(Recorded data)

/---

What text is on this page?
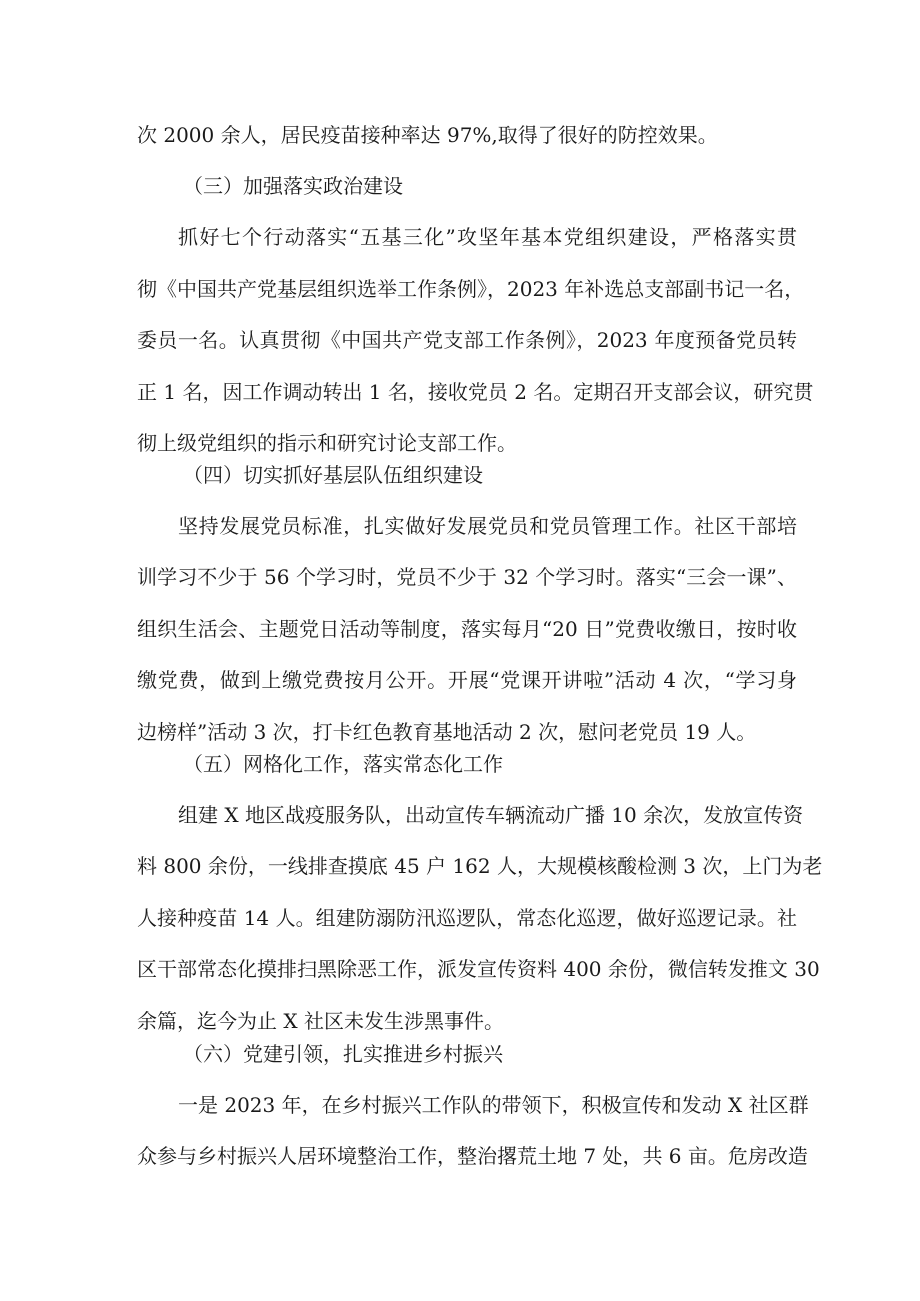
次 2000 余人，居民疫苗接种率达 97%,取得了很好的防控效果。
（三）加强落实政治建设
抓好七个行动落实“五基三化”攻坚年基本党组织建设，严格落实贯
彻《中国共产党基层组织选举工作条例》，2023 年补选总支部副书记一名，
委员一名。认真贯彻《中国共产党支部工作条例》，2023 年度预备党员转
正 1 名，因工作调动转出 1 名，接收党员 2 名。定期召开支部会议，研究贯
彻上级党组织的指示和研究讨论支部工作。
（四）切实抓好基层队伍组织建设
坚持发展党员标准，扎实做好发展党员和党员管理工作。社区干部培
训学习不少于 56 个学习时，党员不少于 32 个学习时。落实“三会一课”、
组织生活会、主题党日活动等制度，落实每月“20 日”党费收缴日，按时收
缴党费，做到上缴党费按月公开。开展“党课开讲啦”活动 4 次，“学习身
边榜样”活动 3 次，打卡红色教育基地活动 2 次，慰问老党员 19 人。
（五）网格化工作，落实常态化工作
组建 X 地区战疫服务队，出动宣传车辆流动广播 10 余次，发放宣传资
料 800 余份，一线排查摸底 45 户 162 人，大规模核酸检测 3 次，上门为老
人接种疫苗 14 人。组建防溺防汛巡逻队，常态化巡逻，做好巡逻记录。社
区干部常态化摸排扫黑除恶工作，派发宣传资料 400 余份，微信转发推文 30
余篇，迄今为止 X 社区未发生涉黑事件。
（六）党建引领，扎实推进乡村振兴
一是 2023 年，在乡村振兴工作队的带领下，积极宣传和发动 X 社区群
众参与乡村振兴人居环境整治工作，整治撂荒土地 7 处，共 6 亩。危房改造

\---

**Short problem**
Pictures are not part of the copy; reproduce everything else in the records exactly.

**Written answer**
What text is on this page?
次 2000 余人，居民疫苗接种率达 97%,取得了很好的防控效果。
（三）加强落实政治建设
抓好七个行动落实“五基三化”攻坚年基本党组织建设，严格落实贯
彻《中国共产党基层组织选举工作条例》，2023 年补选总支部副书记一名，
委员一名。认真贯彻《中国共产党支部工作条例》，2023 年度预备党员转
正 1 名，因工作调动转出 1 名，接收党员 2 名。定期召开支部会议，研究贯
彻上级党组织的指示和研究讨论支部工作。
（四）切实抓好基层队伍组织建设
坚持发展党员标准，扎实做好发展党员和党员管理工作。社区干部培
训学习不少于 56 个学习时，党员不少于 32 个学习时。落实“三会一课”、
组织生活会、主题党日活动等制度，落实每月“20 日”党费收缴日，按时收
缴党费，做到上缴党费按月公开。开展“党课开讲啦”活动 4 次，“学习身
边榜样”活动 3 次，打卡红色教育基地活动 2 次，慰问老党员 19 人。
（五）网格化工作，落实常态化工作
组建 X 地区战疫服务队，出动宣传车辆流动广播 10 余次，发放宣传资
料 800 余份，一线排查摸底 45 户 162 人，大规模核酸检测 3 次，上门为老
人接种疫苗 14 人。组建防溺防汛巡逻队，常态化巡逻，做好巡逻记录。社
区干部常态化摸排扫黑除恶工作，派发宣传资料 400 余份，微信转发推文 30
余篇，迄今为止 X 社区未发生涉黑事件。
（六）党建引领，扎实推进乡村振兴
一是 2023 年，在乡村振兴工作队的带领下，积极宣传和发动 X 社区群
众参与乡村振兴人居环境整治工作，整治撂荒土地 7 处，共 6 亩。危房改造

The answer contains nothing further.